Working data
╭──

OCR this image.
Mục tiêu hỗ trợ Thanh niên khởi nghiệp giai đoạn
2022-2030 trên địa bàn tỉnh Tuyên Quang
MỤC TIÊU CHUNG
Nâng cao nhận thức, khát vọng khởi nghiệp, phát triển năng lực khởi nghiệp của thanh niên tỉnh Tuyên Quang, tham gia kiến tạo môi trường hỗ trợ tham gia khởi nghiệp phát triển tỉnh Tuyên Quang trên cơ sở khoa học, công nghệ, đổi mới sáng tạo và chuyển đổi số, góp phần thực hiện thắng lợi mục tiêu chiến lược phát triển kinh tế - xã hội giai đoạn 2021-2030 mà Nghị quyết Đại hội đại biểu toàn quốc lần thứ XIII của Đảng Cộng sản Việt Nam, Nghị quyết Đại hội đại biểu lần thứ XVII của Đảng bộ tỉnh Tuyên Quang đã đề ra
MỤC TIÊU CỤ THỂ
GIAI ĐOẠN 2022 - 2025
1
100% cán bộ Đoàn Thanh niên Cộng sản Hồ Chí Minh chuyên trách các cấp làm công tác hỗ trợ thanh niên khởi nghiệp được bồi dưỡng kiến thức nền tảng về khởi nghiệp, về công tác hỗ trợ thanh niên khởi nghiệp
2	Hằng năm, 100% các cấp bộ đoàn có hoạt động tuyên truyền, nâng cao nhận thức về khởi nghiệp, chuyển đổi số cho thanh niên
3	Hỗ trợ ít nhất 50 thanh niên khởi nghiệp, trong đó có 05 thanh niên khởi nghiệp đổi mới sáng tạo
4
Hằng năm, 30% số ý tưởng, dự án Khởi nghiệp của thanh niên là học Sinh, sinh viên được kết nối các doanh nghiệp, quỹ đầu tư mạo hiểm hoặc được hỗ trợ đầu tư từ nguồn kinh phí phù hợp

╰──

Task objective
Every line above should be written out again exactly as it stands.

Solution below
OCR this image.
Mục tiêu hỗ trợ Thanh niên khởi nghiệp giai đoạn
2022-2030 trên địa bàn tỉnh Tuyên Quang
MỤC TIÊU CHUNG
Nâng cao nhận thức, khát vọng khởi nghiệp, phát triển năng lực khởi nghiệp của thanh niên tỉnh Tuyên Quang, tham gia kiến tạo môi trường hỗ trợ tham gia khởi nghiệp phát triển tỉnh Tuyên Quang trên cơ sở khoa học, công nghệ, đổi mới sáng tạo và chuyển đổi số, góp phần thực hiện thắng lợi mục tiêu chiến lược phát triển kinh tế - xã hội giai đoạn 2021-2030 mà Nghị quyết Đại hội đại biểu toàn quốc lần thứ XIII của Đảng Cộng sản Việt Nam, Nghị quyết Đại hội đại biểu lần thứ XVII của Đảng bộ tỉnh Tuyên Quang đã đề ra
MỤC TIÊU CỤ THỂ
GIAI ĐOẠN 2022 - 2025
1
100% cán bộ Đoàn Thanh niên Cộng sản Hồ Chí Minh chuyên trách các cấp làm công tác hỗ trợ thanh niên khởi nghiệp được bồi dưỡng kiến thức nền tảng về khởi nghiệp, về công tác hỗ trợ thanh niên khởi nghiệp
2	Hằng năm, 100% các cấp bộ đoàn có hoạt động tuyên truyền, nâng cao nhận thức về khởi nghiệp, chuyển đổi số cho thanh niên
3	Hỗ trợ ít nhất 50 thanh niên khởi nghiệp, trong đó có 05 thanh niên khởi nghiệp đổi mới sáng tạo
4
Hằng năm, 30% số ý tưởng, dự án Khởi nghiệp của thanh niên là học Sinh, sinh viên được kết nối các doanh nghiệp, quỹ đầu tư mạo hiểm hoặc được hỗ trợ đầu tư từ nguồn kinh phí phù hợp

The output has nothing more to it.